-- Start of Provided data --

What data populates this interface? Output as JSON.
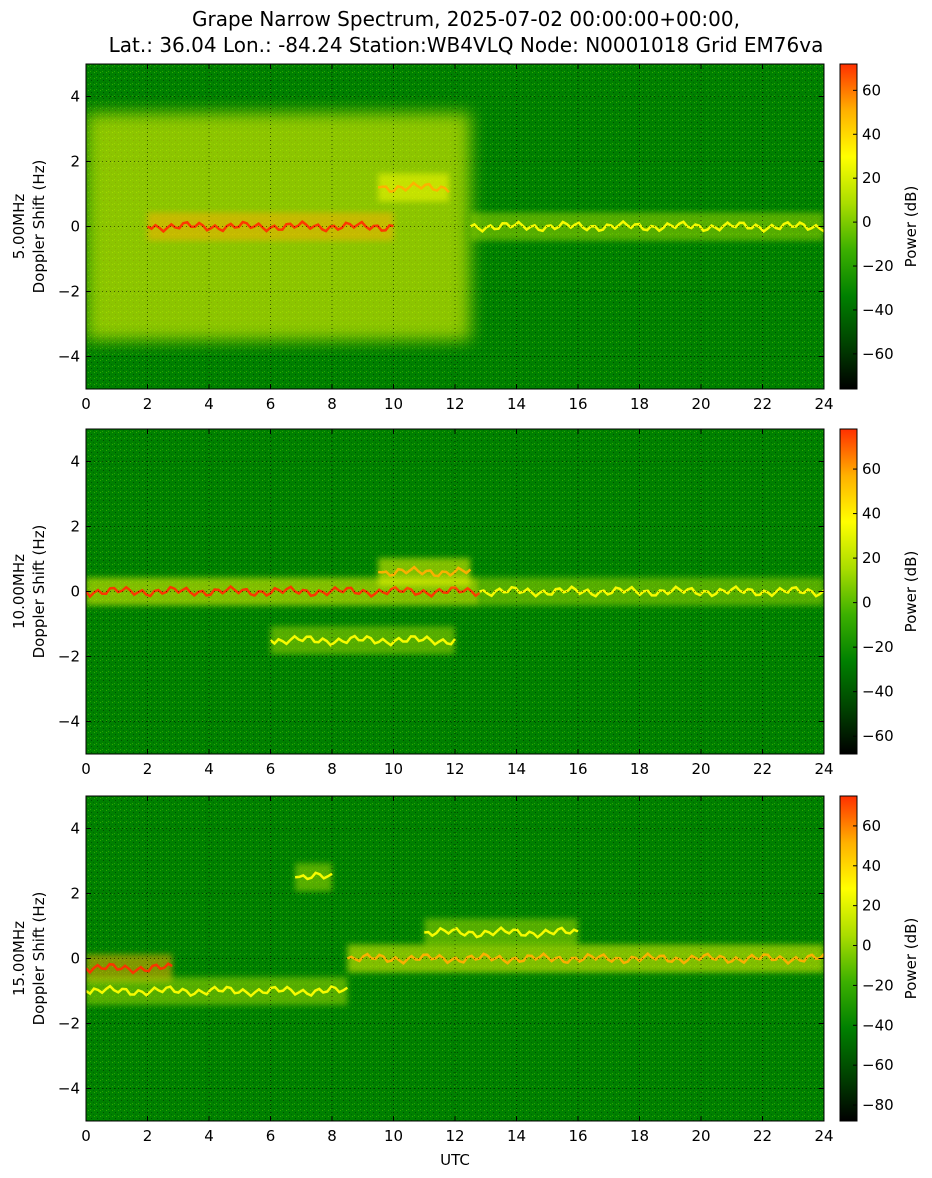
{
  "title_line1": "Grape Narrow Spectrum, 2025-07-02 00:00:00+00:00,",
  "title_line2": "Lat.: 36.04 Lon.: -84.24 Station:WB4VLQ Node: N0001018 Grid EM76va",
  "colors": {
    "colormap": [
      "#000000",
      "#004400",
      "#008000",
      "#3cb000",
      "#aadd00",
      "#ffff00",
      "#ffb000",
      "#ff3000"
    ],
    "background_green": "#008000",
    "grid": "#000000"
  },
  "chart_data": [
    {
      "type": "heatmap",
      "panel": "5.00MHz",
      "ylabel": "5.00MHz",
      "ylabel2": "Doppler Shift (Hz)",
      "xlabel": "",
      "xlim": [
        0,
        24
      ],
      "ylim": [
        -5,
        5
      ],
      "xticks": [
        0,
        2,
        4,
        6,
        8,
        10,
        12,
        14,
        16,
        18,
        20,
        22,
        24
      ],
      "yticks": [
        -4,
        -2,
        0,
        2,
        4
      ],
      "grid": true,
      "colorbar": {
        "label": "Power (dB)",
        "range": [
          -76,
          72
        ],
        "ticks": [
          60,
          40,
          20,
          0,
          -20,
          -40,
          -60
        ]
      },
      "features": [
        {
          "x_start": 0,
          "x_end": 12.5,
          "description_level": 28,
          "spread_hz": 3.5
        },
        {
          "x_start": 2,
          "x_end": 10,
          "carrier_hz": 0,
          "peak_db": 68
        },
        {
          "x_start": 9.5,
          "x_end": 11.8,
          "carrier_hz": 1.2,
          "peak_db": 55
        },
        {
          "x_start": 12.5,
          "x_end": 24,
          "carrier_hz": 0,
          "peak_db": 25
        }
      ]
    },
    {
      "type": "heatmap",
      "panel": "10.00MHz",
      "ylabel": "10.00MHz",
      "ylabel2": "Doppler Shift (Hz)",
      "xlabel": "",
      "xlim": [
        0,
        24
      ],
      "ylim": [
        -5,
        5
      ],
      "xticks": [
        0,
        2,
        4,
        6,
        8,
        10,
        12,
        14,
        16,
        18,
        20,
        22,
        24
      ],
      "yticks": [
        -4,
        -2,
        0,
        2,
        4
      ],
      "grid": true,
      "colorbar": {
        "label": "Power (dB)",
        "range": [
          -68,
          78
        ],
        "ticks": [
          60,
          40,
          20,
          0,
          -20,
          -40,
          -60
        ]
      },
      "features": [
        {
          "x_start": 0,
          "x_end": 12.8,
          "carrier_hz": 0,
          "peak_db": 70
        },
        {
          "x_start": 6,
          "x_end": 12,
          "carrier_hz": -1.5,
          "peak_db": 35
        },
        {
          "x_start": 9.5,
          "x_end": 12.5,
          "carrier_hz": 0.6,
          "peak_db": 62
        },
        {
          "x_start": 12.8,
          "x_end": 24,
          "carrier_hz": 0,
          "peak_db": 38
        }
      ]
    },
    {
      "type": "heatmap",
      "panel": "15.00MHz",
      "ylabel": "15.00MHz",
      "ylabel2": "Doppler Shift (Hz)",
      "xlabel": "UTC",
      "xlim": [
        0,
        24
      ],
      "ylim": [
        -5,
        5
      ],
      "xticks": [
        0,
        2,
        4,
        6,
        8,
        10,
        12,
        14,
        16,
        18,
        20,
        22,
        24
      ],
      "yticks": [
        -4,
        -2,
        0,
        2,
        4
      ],
      "grid": true,
      "colorbar": {
        "label": "Power (dB)",
        "range": [
          -88,
          75
        ],
        "ticks": [
          60,
          40,
          20,
          0,
          -20,
          -40,
          -60,
          -80
        ]
      },
      "features": [
        {
          "x_start": 0,
          "x_end": 2.8,
          "carrier_hz": -0.3,
          "peak_db": 70
        },
        {
          "x_start": 0,
          "x_end": 8.5,
          "carrier_hz": -1.0,
          "peak_db": 30
        },
        {
          "x_start": 6.8,
          "x_end": 8,
          "carrier_hz": 2.5,
          "peak_db": 25
        },
        {
          "x_start": 8.5,
          "x_end": 24,
          "carrier_hz": 0,
          "peak_db": 45
        },
        {
          "x_start": 11,
          "x_end": 16,
          "carrier_hz": 0.8,
          "peak_db": 30
        }
      ]
    }
  ]
}
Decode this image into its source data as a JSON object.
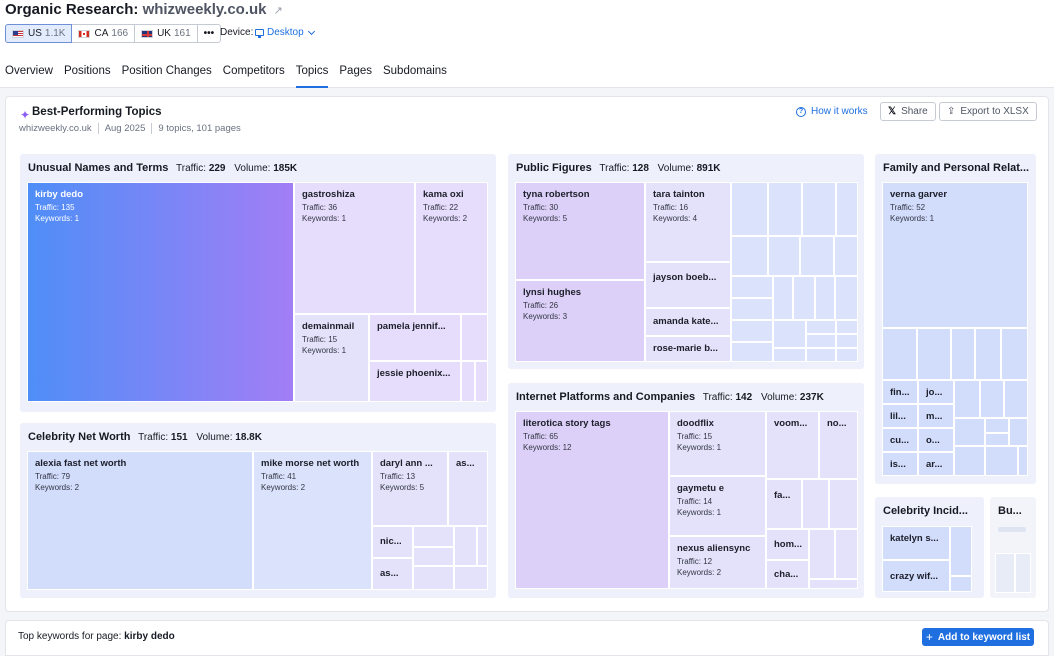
{
  "header": {
    "title": "Organic Research:",
    "domain": "whizweekly.co.uk",
    "databases": [
      {
        "code": "US",
        "count": "1.1K",
        "flag_icon": "us-flag-icon"
      },
      {
        "code": "CA",
        "count": "166",
        "flag_icon": "ca-flag-icon"
      },
      {
        "code": "UK",
        "count": "161",
        "flag_icon": "uk-flag-icon"
      }
    ],
    "more_label": "•••",
    "device_label": "Device:",
    "device_value": "Desktop"
  },
  "tabs": [
    "Overview",
    "Positions",
    "Position Changes",
    "Competitors",
    "Topics",
    "Pages",
    "Subdomains"
  ],
  "active_tab": "Topics",
  "card": {
    "title": "Best-Performing Topics",
    "meta": [
      "whizweekly.co.uk",
      "Aug 2025",
      "9 topics, 101 pages"
    ],
    "how_it_works": "How it works",
    "share": "Share",
    "export": "Export to XLSX"
  },
  "labels": {
    "traffic": "Traffic:",
    "volume": "Volume:"
  },
  "groups": {
    "unusual": {
      "name": "Unusual Names and Terms",
      "traffic": "229",
      "volume": "185K"
    },
    "celebrity_net_worth": {
      "name": "Celebrity Net Worth",
      "traffic": "151",
      "volume": "18.8K"
    },
    "public_figures": {
      "name": "Public Figures",
      "traffic": "128",
      "volume": "891K"
    },
    "internet_platforms": {
      "name": "Internet Platforms and Companies",
      "traffic": "142",
      "volume": "237K"
    },
    "family": {
      "name": "Family and Personal Relat..."
    },
    "celebrity_incid": {
      "name": "Celebrity Incid..."
    },
    "bu": {
      "name": "Bu..."
    }
  },
  "tiles": {
    "kirby_dedo": {
      "name": "kirby dedo",
      "traffic": "Traffic: 135",
      "keywords": "Keywords: 1"
    },
    "gastroshiza": {
      "name": "gastroshiza",
      "traffic": "Traffic: 36",
      "keywords": "Keywords: 1"
    },
    "kama_oxi": {
      "name": "kama oxi",
      "traffic": "Traffic: 22",
      "keywords": "Keywords: 2"
    },
    "demainmail": {
      "name": "demainmail",
      "traffic": "Traffic: 15",
      "keywords": "Keywords: 1"
    },
    "pamela": {
      "name": "pamela jennif..."
    },
    "jessie": {
      "name": "jessie phoenix..."
    },
    "alexia": {
      "name": "alexia fast net worth",
      "traffic": "Traffic: 79",
      "keywords": "Keywords: 2"
    },
    "mike": {
      "name": "mike morse net worth",
      "traffic": "Traffic: 41",
      "keywords": "Keywords: 2"
    },
    "daryl": {
      "name": "daryl ann ...",
      "traffic": "Traffic: 13",
      "keywords": "Keywords: 5"
    },
    "as_top": {
      "name": "as..."
    },
    "nic": {
      "name": "nic..."
    },
    "as_bottom": {
      "name": "as..."
    },
    "tyna": {
      "name": "tyna robertson",
      "traffic": "Traffic: 30",
      "keywords": "Keywords: 5"
    },
    "tara": {
      "name": "tara tainton",
      "traffic": "Traffic: 16",
      "keywords": "Keywords: 4"
    },
    "lynsi": {
      "name": "lynsi hughes",
      "traffic": "Traffic: 26",
      "keywords": "Keywords: 3"
    },
    "jayson": {
      "name": "jayson boeb..."
    },
    "amanda": {
      "name": "amanda kate..."
    },
    "rosemarie": {
      "name": "rose-marie b..."
    },
    "literotica": {
      "name": "literotica story tags",
      "traffic": "Traffic: 65",
      "keywords": "Keywords: 12"
    },
    "doodflix": {
      "name": "doodflix",
      "traffic": "Traffic: 15",
      "keywords": "Keywords: 1"
    },
    "voom": {
      "name": "voom..."
    },
    "no": {
      "name": "no..."
    },
    "gaymetu": {
      "name": "gaymetu e",
      "traffic": "Traffic: 14",
      "keywords": "Keywords: 1"
    },
    "fa": {
      "name": "fa..."
    },
    "nexus": {
      "name": "nexus aliensync",
      "traffic": "Traffic: 12",
      "keywords": "Keywords: 2"
    },
    "hom": {
      "name": "hom..."
    },
    "cha": {
      "name": "cha..."
    },
    "verna": {
      "name": "verna garver",
      "traffic": "Traffic: 52",
      "keywords": "Keywords: 1"
    },
    "fin": {
      "name": "fin..."
    },
    "jo": {
      "name": "jo..."
    },
    "lil": {
      "name": "lil..."
    },
    "m": {
      "name": "m..."
    },
    "cu": {
      "name": "cu..."
    },
    "o": {
      "name": "o..."
    },
    "is": {
      "name": "is..."
    },
    "ar": {
      "name": "ar..."
    },
    "katelyn": {
      "name": "katelyn s..."
    },
    "crazy": {
      "name": "crazy wif..."
    }
  },
  "bottom": {
    "prefix": "Top keywords for page:",
    "page": "kirby dedo",
    "add_button": "Add to keyword list"
  },
  "colors": {
    "accent": "#1f6fe0",
    "highlight_start": "#4f8ef7",
    "highlight_end": "#a27ef5"
  }
}
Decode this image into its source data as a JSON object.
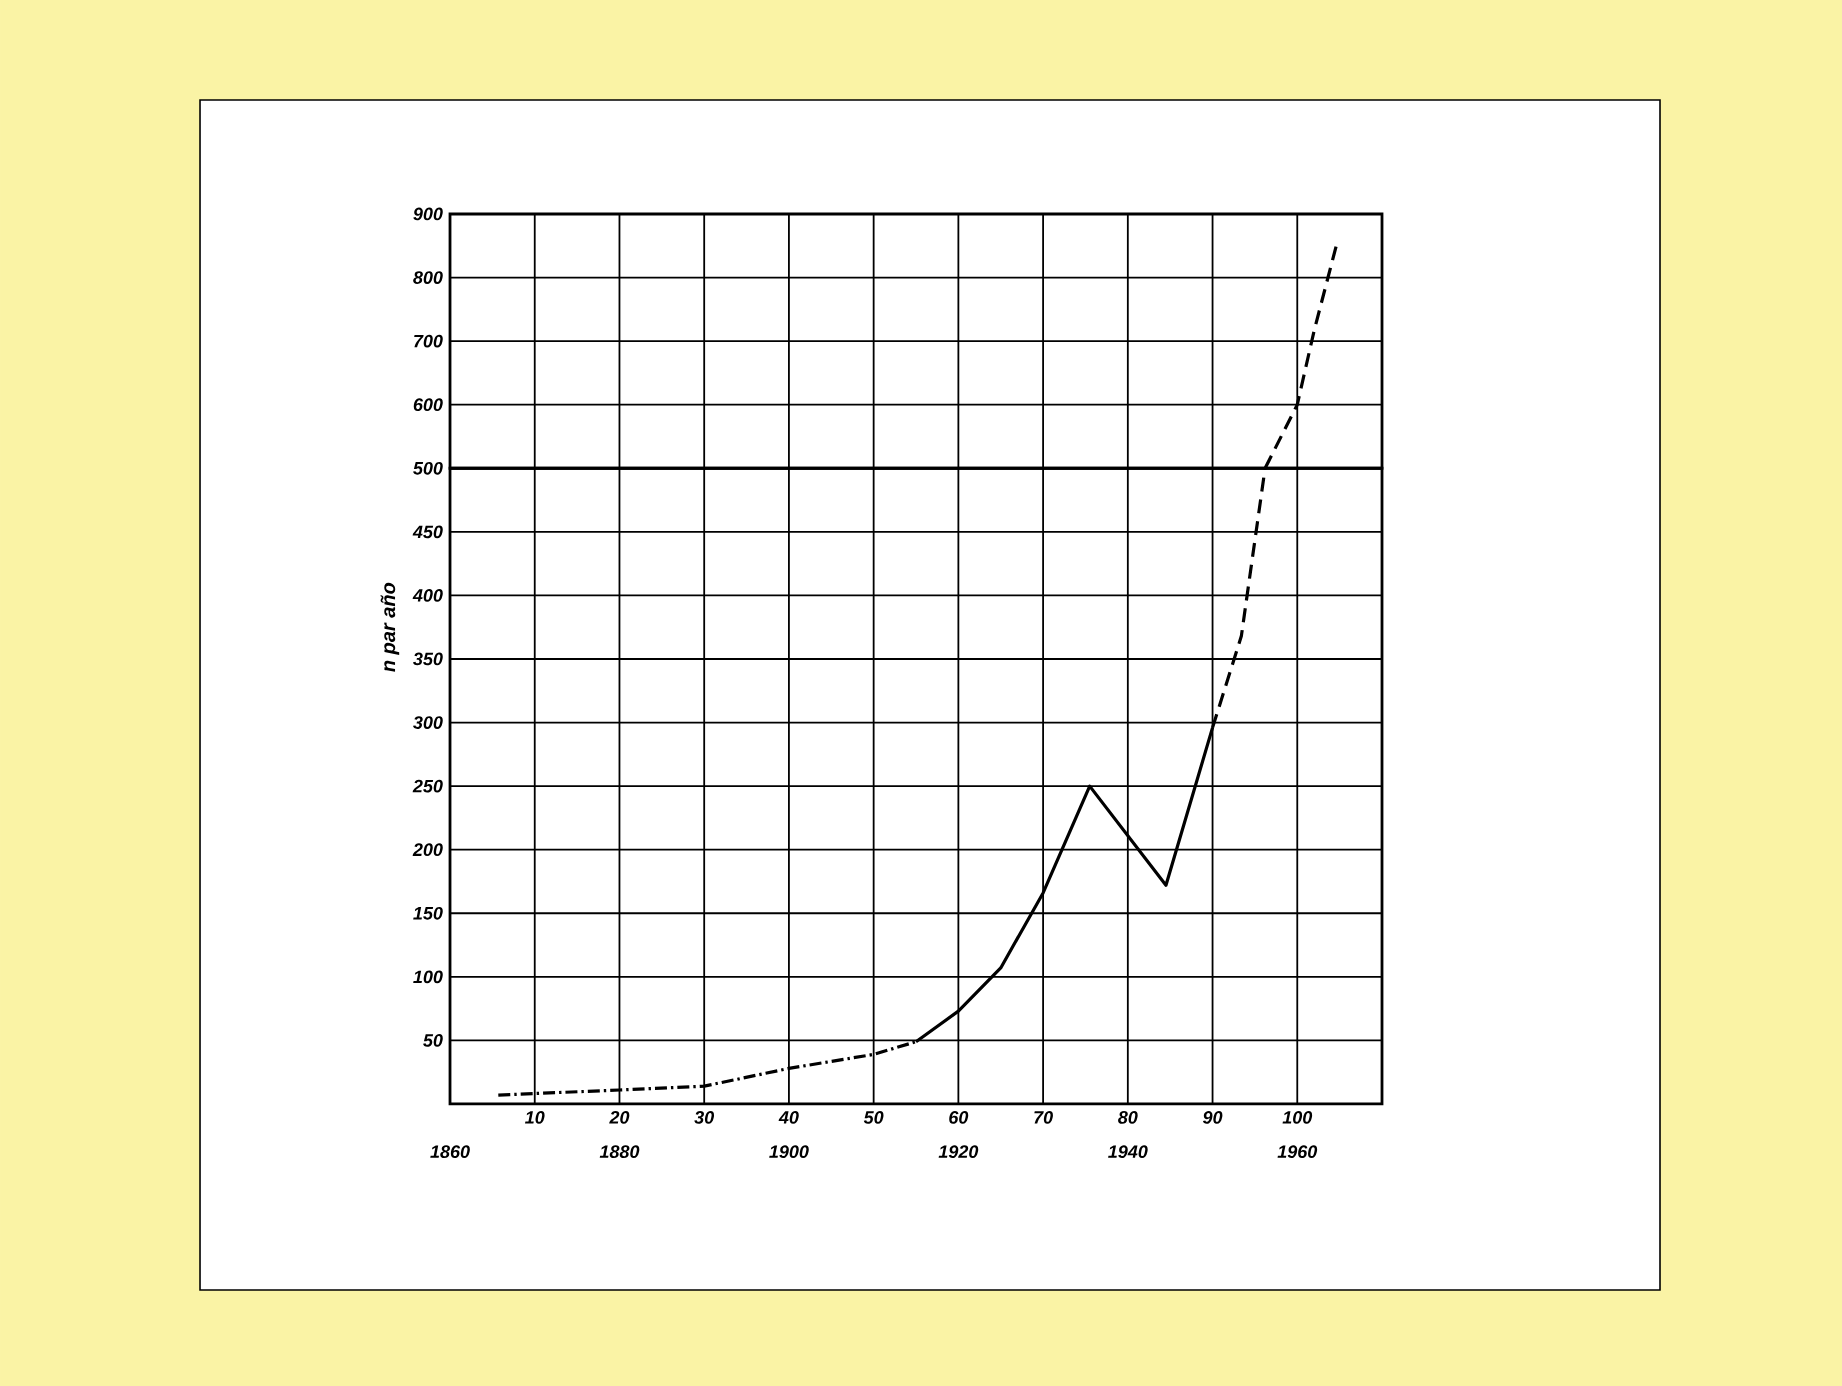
{
  "chart_data": [
    {
      "type": "line",
      "xlim": [
        0,
        110
      ],
      "xticks": [
        10,
        20,
        30,
        40,
        50,
        60,
        70,
        80,
        90,
        100
      ],
      "ylim": [
        500,
        900
      ],
      "yticks": [
        600,
        700,
        800,
        900
      ],
      "grid": true,
      "tick_labels": "y",
      "series": [
        {
          "color": "#000000",
          "line_style": "dashed",
          "x": [
            96.2,
            100,
            102,
            104.7
          ],
          "values": [
            500,
            600,
            717,
            855
          ]
        }
      ]
    },
    {
      "type": "line",
      "ylabel": "n par año",
      "xlim": [
        0,
        110
      ],
      "xticks": [
        10,
        20,
        30,
        40,
        50,
        60,
        70,
        80,
        90,
        100
      ],
      "x2lim": [
        1860,
        1970
      ],
      "x2ticks": [
        1860,
        1880,
        1900,
        1920,
        1940,
        1960
      ],
      "ylim": [
        0,
        500
      ],
      "yticks": [
        50,
        100,
        150,
        200,
        250,
        300,
        350,
        400,
        450,
        500
      ],
      "grid": true,
      "series": [
        {
          "color": "#000000",
          "line_style": "dotted",
          "x": [
            5.7,
            20,
            30,
            40,
            50,
            55
          ],
          "values": [
            7,
            11,
            14,
            28,
            39,
            49
          ]
        },
        {
          "color": "#000000",
          "line_style": "solid",
          "x": [
            55,
            60,
            65,
            70,
            75.5,
            84.5,
            90
          ],
          "values": [
            49,
            73,
            107,
            166,
            250,
            172,
            296
          ]
        },
        {
          "color": "#000000",
          "line_style": "dashed",
          "x": [
            90,
            93.4,
            96.2
          ],
          "values": [
            296,
            368,
            500
          ]
        }
      ]
    }
  ]
}
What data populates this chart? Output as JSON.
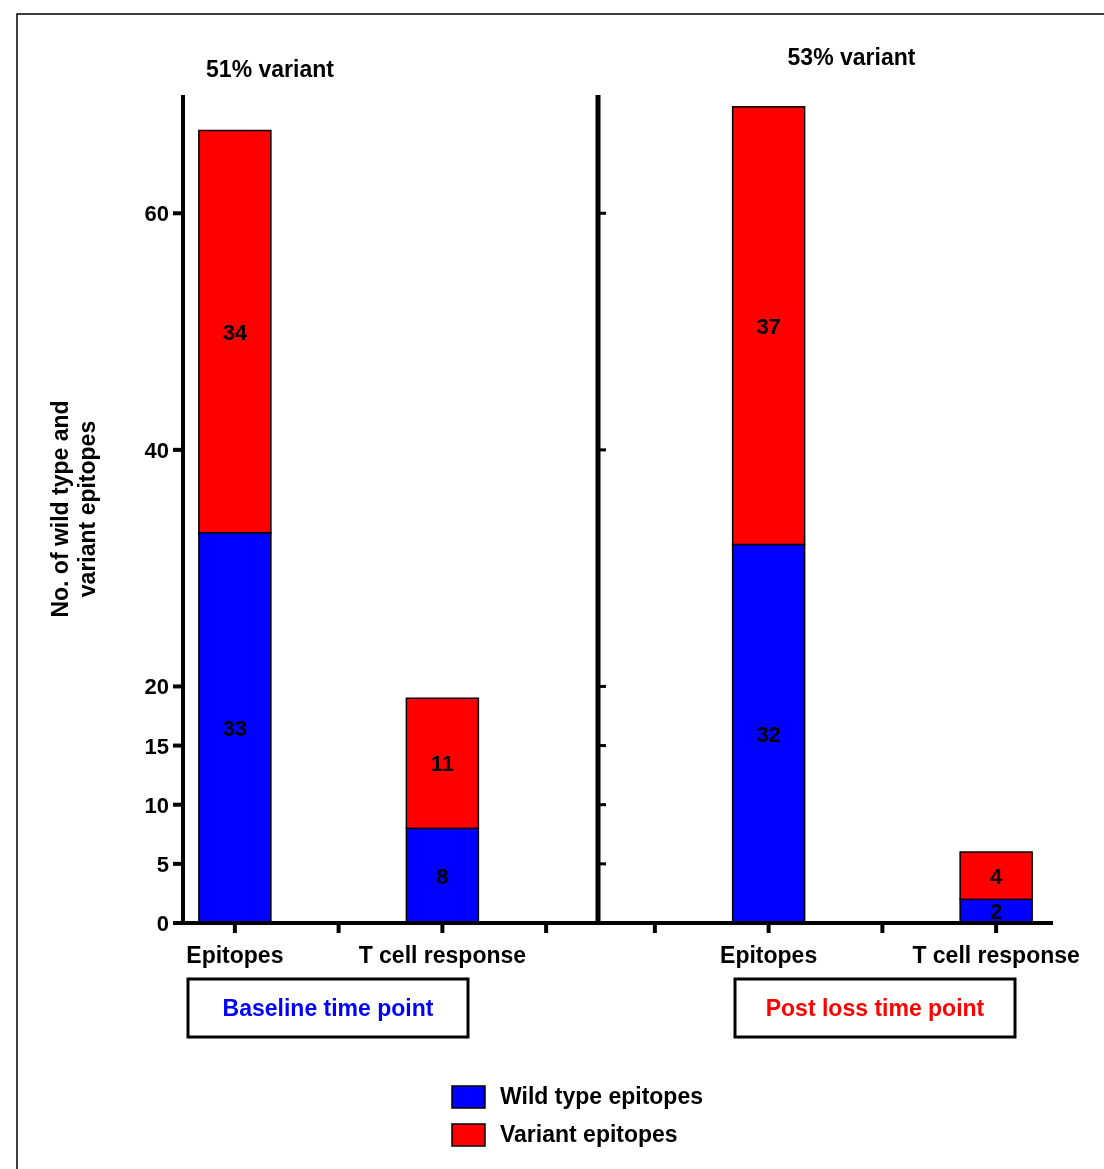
{
  "chart_data": [
    {
      "type": "bar",
      "title": "51% variant",
      "xlabel": "Baseline time point",
      "ylabel": "No. of wild type and variant epitopes",
      "categories": [
        "Epitopes",
        null,
        "T cell response",
        null
      ],
      "stacked": true,
      "series": [
        {
          "name": "Wild type epitopes",
          "color": "#0000ff",
          "values": [
            33,
            null,
            8,
            null
          ]
        },
        {
          "name": "Variant epitopes",
          "color": "#ff0000",
          "values": [
            34,
            null,
            11,
            null
          ]
        }
      ],
      "ylim": [
        0,
        70
      ],
      "yticks": [
        0,
        5,
        10,
        15,
        20,
        40,
        60
      ],
      "data_labels": true,
      "legend": "bottom"
    },
    {
      "type": "bar",
      "title": "53% variant",
      "xlabel": "Post loss time point",
      "categories": [
        null,
        "Epitopes",
        null,
        "T cell response"
      ],
      "stacked": true,
      "series": [
        {
          "color": "#0000ff",
          "values": [
            null,
            32,
            null,
            2
          ]
        },
        {
          "color": "#ff0000",
          "values": [
            null,
            37,
            null,
            4
          ]
        }
      ],
      "ylim": [
        0,
        70
      ],
      "yticks": [
        0,
        5,
        10,
        15,
        20,
        40,
        60
      ],
      "tick_labels": "x",
      "data_labels": true
    }
  ]
}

-- End of Provided data --

Exercise description: Extract, word for word, every line from the one containing "What data populates this chart?" to the end of the data above, both ends included, and leave out the pictures.

Answer to this exercise:
What data populates this chart? Output as JSON.
{
  "chart_data": [
    {
      "type": "bar",
      "title": "51% variant",
      "xlabel": "Baseline time point",
      "ylabel": "No. of wild type and variant epitopes",
      "categories": [
        "Epitopes",
        null,
        "T cell response",
        null
      ],
      "stacked": true,
      "series": [
        {
          "name": "Wild type epitopes",
          "color": "#0000ff",
          "values": [
            33,
            null,
            8,
            null
          ]
        },
        {
          "name": "Variant epitopes",
          "color": "#ff0000",
          "values": [
            34,
            null,
            11,
            null
          ]
        }
      ],
      "ylim": [
        0,
        70
      ],
      "yticks": [
        0,
        5,
        10,
        15,
        20,
        40,
        60
      ],
      "data_labels": true,
      "legend": "bottom"
    },
    {
      "type": "bar",
      "title": "53% variant",
      "xlabel": "Post loss time point",
      "categories": [
        null,
        "Epitopes",
        null,
        "T cell response"
      ],
      "stacked": true,
      "series": [
        {
          "color": "#0000ff",
          "values": [
            null,
            32,
            null,
            2
          ]
        },
        {
          "color": "#ff0000",
          "values": [
            null,
            37,
            null,
            4
          ]
        }
      ],
      "ylim": [
        0,
        70
      ],
      "yticks": [
        0,
        5,
        10,
        15,
        20,
        40,
        60
      ],
      "tick_labels": "x",
      "data_labels": true
    }
  ]
}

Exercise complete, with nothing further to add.